Mission Accomplished?

Written by David Frum on Sunday November 8, 2009

If the House bill survives in anything like its present form, the U.S. government will soon be in the business of decreeing health care prices. That’s what the whole debate over the “public option” has been about from the start: price control.

That’s a dangerously premature victory celebration the Democrats enjoyed last night.

Not only does the Senate loom ahead, but so does the encounter with reality.

If the House bill survives in anything like its present form, the U.S. government will soon be in the business of decreeing health care prices. That’s what the whole debate over the “public option” has been about from the start: price control.

The Democratic hope has been that if the government enters the insurance business, the government will gain the power to set prices. No more market competition: health prices will be set by order from above.

The bill powerfully incentivizes smaller employees to withdraw their own health coverage and push their employees into the government plan.

Small employers can now escape the obligation to provide health care for their employees by paying an 8% payroll tax. Many small employers will seize that offer. Their employees will have to go shopping for themselves in a very complicated and confusing marketplace. Many will opt for the seeming security of the government-run plan. Over time, the public option will grow, setting private insurance on the road to extinction – or at best to a tightly regulated new role as the health equivalent of public utilities. The big decisions will be made in Washington; the insurers will comply.

At any rate, that’s the House leadership’s hope: not a single payer, exactly, but a single administrator.

To anyone familiar with the history of administered prices, it might seem that this approach must invite a quality squeeze – just the way the chocolate bars shrank in size in the 1970s when the government tried to control their price.

Democrats assume that the health care system contains so much fat and waste that they can impose price restraints – and that providers will find ways to adjust while protecting patients.

But that’s a hope, not a plan.  To borrow a phrase, Democrats replied to the Republicans “mission accomplished.”

Now the hope meets reality. What comes next won’t be pretty.

- [Using the information]:
(a) Transcribe everything in the commentary on the House health bill from "That’s a dangerously" down to "encounter with reality.".
(b) According to the commentary on the House health bill, what can small employers pay to escape the obligation to provide health care for their employees?
You won't need the listing that follows this commentary on the House health bill.

- [Exercise data]:
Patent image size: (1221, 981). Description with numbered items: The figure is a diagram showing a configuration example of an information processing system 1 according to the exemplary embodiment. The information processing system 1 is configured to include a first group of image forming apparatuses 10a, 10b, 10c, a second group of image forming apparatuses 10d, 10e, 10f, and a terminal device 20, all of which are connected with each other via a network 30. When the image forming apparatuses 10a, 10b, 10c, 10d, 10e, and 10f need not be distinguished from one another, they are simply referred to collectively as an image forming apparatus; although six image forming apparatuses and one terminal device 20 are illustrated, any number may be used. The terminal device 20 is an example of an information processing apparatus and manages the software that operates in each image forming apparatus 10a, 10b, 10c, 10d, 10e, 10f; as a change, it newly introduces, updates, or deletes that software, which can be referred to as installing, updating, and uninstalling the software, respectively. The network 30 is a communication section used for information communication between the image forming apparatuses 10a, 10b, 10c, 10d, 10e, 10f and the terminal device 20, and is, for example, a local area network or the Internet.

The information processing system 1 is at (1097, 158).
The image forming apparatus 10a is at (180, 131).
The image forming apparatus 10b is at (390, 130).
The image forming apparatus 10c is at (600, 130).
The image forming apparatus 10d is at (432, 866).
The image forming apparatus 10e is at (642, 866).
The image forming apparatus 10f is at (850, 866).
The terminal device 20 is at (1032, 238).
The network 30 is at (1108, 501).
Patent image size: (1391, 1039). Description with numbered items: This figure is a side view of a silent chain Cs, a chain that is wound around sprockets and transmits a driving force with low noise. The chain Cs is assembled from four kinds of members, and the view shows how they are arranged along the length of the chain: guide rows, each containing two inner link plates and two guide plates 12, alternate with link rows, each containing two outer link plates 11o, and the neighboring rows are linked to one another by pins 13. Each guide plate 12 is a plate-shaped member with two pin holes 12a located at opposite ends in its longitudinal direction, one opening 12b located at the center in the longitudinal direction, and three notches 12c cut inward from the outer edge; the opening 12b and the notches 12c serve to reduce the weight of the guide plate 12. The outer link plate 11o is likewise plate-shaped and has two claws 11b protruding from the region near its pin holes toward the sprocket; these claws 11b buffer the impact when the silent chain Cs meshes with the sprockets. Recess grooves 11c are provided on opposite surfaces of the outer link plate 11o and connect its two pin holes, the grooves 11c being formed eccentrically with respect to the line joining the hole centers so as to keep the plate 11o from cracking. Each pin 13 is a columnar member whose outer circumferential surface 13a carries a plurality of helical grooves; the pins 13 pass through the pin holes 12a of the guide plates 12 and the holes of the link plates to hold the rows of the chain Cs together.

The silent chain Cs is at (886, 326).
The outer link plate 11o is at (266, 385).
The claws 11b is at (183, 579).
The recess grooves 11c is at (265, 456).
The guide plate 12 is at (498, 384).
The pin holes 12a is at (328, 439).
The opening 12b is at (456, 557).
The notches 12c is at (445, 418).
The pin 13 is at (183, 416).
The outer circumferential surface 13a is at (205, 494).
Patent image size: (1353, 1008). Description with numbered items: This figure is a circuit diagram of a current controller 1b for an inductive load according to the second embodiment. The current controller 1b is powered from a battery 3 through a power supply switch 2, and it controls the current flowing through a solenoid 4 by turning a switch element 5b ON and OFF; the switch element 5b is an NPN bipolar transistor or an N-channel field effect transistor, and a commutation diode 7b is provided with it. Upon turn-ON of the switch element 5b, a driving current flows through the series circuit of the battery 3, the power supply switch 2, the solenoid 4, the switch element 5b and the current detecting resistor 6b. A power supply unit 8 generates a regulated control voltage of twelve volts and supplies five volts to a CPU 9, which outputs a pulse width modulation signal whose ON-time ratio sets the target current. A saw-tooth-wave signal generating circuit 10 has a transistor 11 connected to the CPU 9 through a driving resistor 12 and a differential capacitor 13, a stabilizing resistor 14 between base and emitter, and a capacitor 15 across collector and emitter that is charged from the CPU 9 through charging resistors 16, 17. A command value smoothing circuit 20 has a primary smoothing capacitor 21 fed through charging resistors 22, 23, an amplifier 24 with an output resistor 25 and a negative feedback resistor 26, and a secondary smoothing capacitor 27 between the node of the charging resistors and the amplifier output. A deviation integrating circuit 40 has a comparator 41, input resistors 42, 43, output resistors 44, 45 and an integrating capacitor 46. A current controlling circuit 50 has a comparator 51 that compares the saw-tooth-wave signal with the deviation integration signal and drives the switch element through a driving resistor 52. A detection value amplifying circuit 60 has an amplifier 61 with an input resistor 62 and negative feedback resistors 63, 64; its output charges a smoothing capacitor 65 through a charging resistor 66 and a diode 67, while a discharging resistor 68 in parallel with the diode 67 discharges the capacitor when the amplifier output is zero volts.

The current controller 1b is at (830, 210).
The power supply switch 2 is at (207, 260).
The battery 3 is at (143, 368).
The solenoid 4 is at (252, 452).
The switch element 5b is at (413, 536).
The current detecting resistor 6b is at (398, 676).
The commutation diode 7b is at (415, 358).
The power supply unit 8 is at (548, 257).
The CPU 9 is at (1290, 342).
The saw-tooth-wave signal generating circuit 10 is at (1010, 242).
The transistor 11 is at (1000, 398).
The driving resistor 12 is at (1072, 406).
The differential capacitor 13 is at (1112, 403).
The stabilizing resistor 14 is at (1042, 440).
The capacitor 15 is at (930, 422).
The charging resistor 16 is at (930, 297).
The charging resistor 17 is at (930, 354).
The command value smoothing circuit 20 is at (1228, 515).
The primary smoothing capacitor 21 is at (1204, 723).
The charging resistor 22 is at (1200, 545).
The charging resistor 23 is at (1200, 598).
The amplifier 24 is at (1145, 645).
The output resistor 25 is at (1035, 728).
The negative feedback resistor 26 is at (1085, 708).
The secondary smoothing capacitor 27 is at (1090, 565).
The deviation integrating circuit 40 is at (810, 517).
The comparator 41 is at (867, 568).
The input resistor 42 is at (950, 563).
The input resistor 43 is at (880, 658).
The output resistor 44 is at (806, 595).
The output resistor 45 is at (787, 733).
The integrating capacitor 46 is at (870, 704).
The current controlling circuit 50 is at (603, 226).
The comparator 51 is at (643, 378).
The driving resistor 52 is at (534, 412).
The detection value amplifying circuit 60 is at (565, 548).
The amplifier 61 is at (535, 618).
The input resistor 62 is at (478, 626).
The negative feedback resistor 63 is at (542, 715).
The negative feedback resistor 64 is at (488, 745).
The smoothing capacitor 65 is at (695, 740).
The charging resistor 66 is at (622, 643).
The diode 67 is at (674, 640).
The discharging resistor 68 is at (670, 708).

- [Answers to the exercise]:
(a)
That’s a dangerously premature victory celebration the Democrats enjoyed last night.

Not only does the Senate loom ahead, but so does the encounter with reality.

(b) An 8% payroll tax.